▸ Dataset:
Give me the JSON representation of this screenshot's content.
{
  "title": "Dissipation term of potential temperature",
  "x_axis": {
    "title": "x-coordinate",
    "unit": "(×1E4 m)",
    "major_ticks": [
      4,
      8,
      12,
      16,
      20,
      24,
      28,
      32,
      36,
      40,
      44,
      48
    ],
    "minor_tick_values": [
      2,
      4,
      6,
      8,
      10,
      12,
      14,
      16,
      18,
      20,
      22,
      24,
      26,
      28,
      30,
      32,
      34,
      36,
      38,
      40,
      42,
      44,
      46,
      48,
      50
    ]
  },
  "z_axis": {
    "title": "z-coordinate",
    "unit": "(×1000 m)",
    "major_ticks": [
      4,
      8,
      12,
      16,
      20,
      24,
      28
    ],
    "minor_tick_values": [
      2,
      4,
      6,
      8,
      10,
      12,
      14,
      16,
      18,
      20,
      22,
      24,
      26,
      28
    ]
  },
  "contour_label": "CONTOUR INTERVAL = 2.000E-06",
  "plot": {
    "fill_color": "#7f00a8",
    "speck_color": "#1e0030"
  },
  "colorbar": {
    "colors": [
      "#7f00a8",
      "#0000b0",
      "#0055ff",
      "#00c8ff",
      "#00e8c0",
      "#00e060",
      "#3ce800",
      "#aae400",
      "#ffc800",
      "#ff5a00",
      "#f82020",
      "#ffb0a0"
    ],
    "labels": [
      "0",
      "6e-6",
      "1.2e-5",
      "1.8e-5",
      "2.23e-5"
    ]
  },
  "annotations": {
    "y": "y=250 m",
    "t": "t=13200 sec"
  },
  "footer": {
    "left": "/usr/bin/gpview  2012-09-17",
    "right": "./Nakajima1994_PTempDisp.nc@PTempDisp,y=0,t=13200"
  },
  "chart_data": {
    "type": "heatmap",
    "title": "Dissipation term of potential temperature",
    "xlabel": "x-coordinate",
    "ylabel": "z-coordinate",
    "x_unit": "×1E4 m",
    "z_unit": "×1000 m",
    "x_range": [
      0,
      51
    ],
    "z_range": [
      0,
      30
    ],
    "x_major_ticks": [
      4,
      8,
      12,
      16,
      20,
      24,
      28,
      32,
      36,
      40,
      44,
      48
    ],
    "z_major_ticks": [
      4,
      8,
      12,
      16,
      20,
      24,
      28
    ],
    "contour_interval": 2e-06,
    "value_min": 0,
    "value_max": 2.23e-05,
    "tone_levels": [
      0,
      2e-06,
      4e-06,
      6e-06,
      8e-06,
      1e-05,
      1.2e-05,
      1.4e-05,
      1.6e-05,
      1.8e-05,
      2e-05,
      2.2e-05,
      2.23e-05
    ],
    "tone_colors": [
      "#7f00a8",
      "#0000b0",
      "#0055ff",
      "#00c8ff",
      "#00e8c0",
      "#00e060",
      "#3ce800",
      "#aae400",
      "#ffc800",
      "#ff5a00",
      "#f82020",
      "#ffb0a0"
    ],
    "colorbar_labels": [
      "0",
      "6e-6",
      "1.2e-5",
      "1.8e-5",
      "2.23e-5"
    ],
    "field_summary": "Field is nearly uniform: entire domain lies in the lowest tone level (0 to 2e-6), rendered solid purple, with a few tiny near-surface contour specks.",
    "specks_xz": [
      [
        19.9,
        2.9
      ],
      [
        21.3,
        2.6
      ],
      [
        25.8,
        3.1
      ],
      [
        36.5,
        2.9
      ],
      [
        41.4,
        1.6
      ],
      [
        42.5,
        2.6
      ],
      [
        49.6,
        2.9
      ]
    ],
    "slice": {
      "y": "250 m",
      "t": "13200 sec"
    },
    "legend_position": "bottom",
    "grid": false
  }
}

▸ Task requirements:
Provide only the number of lines in the records containing the string "temperature".

▸ Problem solution:
2